▶ **Directions for this task**:
Give the data below again exactly as it stands. Omit the pictures.
## START
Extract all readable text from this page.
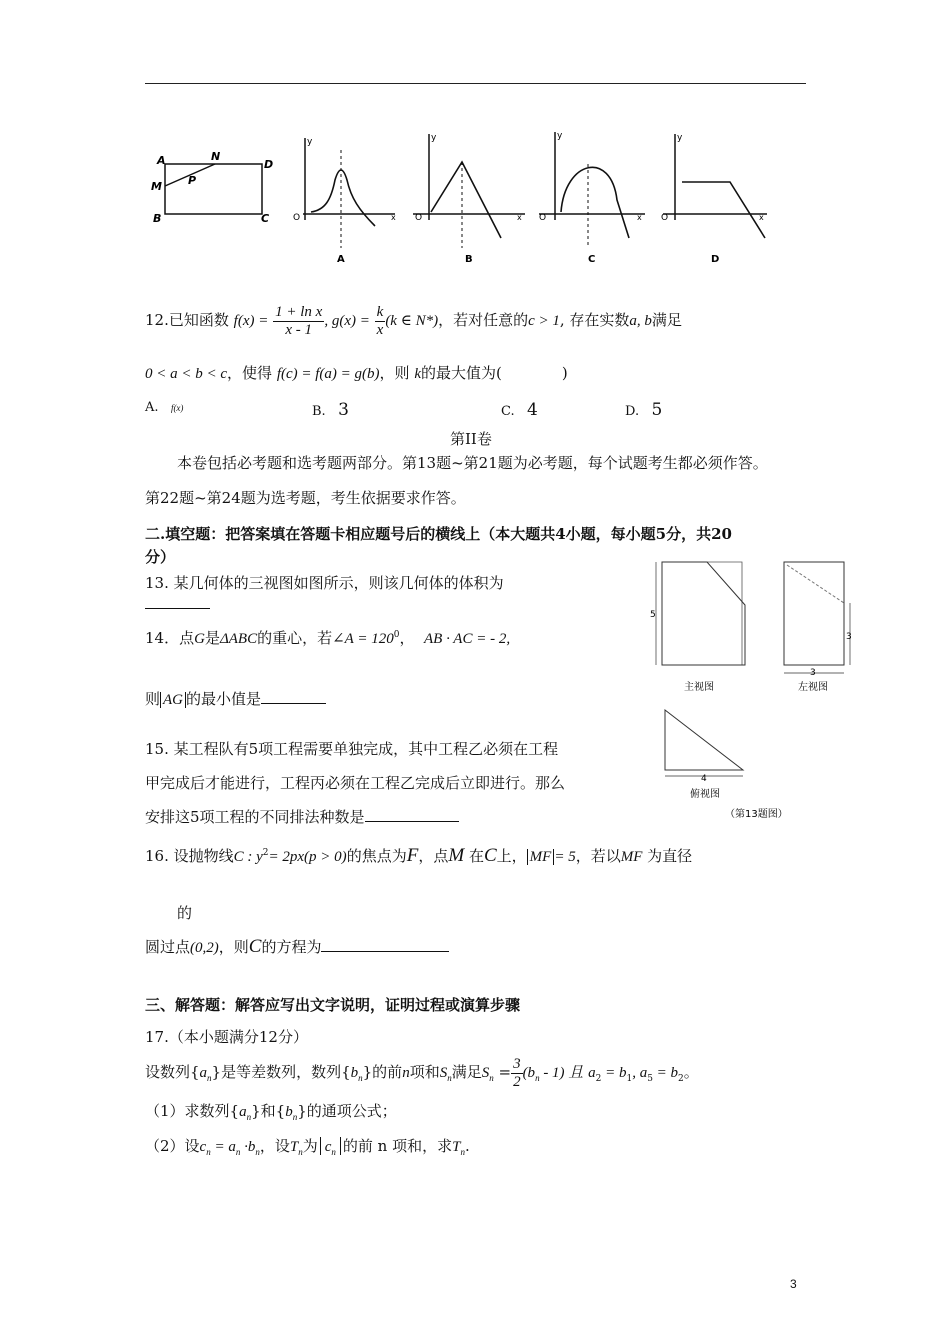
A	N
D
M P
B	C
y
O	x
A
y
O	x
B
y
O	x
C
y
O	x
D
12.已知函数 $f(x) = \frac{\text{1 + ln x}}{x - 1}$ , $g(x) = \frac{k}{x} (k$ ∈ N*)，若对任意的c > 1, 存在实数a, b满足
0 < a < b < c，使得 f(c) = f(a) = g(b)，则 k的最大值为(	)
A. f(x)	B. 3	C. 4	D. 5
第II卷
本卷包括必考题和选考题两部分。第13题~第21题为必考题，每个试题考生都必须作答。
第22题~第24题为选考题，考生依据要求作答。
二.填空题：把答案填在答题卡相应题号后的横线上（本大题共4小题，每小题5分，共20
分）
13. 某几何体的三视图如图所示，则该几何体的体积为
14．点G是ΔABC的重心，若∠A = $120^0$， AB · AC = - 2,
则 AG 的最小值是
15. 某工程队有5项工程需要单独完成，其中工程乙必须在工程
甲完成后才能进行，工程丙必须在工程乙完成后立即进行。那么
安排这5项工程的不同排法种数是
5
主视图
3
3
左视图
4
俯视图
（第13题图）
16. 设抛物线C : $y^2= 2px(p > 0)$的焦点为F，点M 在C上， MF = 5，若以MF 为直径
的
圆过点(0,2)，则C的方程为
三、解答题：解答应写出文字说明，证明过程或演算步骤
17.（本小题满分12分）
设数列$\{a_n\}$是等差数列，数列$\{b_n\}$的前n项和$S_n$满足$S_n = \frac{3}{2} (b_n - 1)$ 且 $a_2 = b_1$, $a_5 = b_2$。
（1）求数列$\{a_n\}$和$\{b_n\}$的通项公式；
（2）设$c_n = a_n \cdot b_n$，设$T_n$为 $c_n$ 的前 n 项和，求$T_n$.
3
## END
▶ **Task response**:
Extract all readable text from this page.
A	N
D
M P
B	C
y
O	x
A
y
O	x
B
y
O	x
C
y
O	x
D
12.已知函数 $f(x) = \frac{\text{1 + ln x}}{x - 1}$ , $g(x) = \frac{k}{x} (k$ ∈ N*)，若对任意的c > 1, 存在实数a, b满足
0 < a < b < c，使得 f(c) = f(a) = g(b)，则 k的最大值为(	)
A. f(x)	B. 3	C. 4	D. 5
第II卷
本卷包括必考题和选考题两部分。第13题~第21题为必考题，每个试题考生都必须作答。
第22题~第24题为选考题，考生依据要求作答。
二.填空题：把答案填在答题卡相应题号后的横线上（本大题共4小题，每小题5分，共20
分）
13. 某几何体的三视图如图所示，则该几何体的体积为
14．点G是ΔABC的重心，若∠A = $120^0$， AB · AC = - 2,
则 AG 的最小值是
15. 某工程队有5项工程需要单独完成，其中工程乙必须在工程
甲完成后才能进行，工程丙必须在工程乙完成后立即进行。那么
安排这5项工程的不同排法种数是
5
主视图
3
3
左视图
4
俯视图
（第13题图）
16. 设抛物线C : $y^2= 2px(p > 0)$的焦点为F，点M 在C上， MF = 5，若以MF 为直径
的
圆过点(0,2)，则C的方程为
三、解答题：解答应写出文字说明，证明过程或演算步骤
17.（本小题满分12分）
设数列$\{a_n\}$是等差数列，数列$\{b_n\}$的前n项和$S_n$满足$S_n = \frac{3}{2} (b_n - 1)$ 且 $a_2 = b_1$, $a_5 = b_2$。
（1）求数列$\{a_n\}$和$\{b_n\}$的通项公式；
（2）设$c_n = a_n \cdot b_n$，设$T_n$为 $c_n$ 的前 n 项和，求$T_n$.
3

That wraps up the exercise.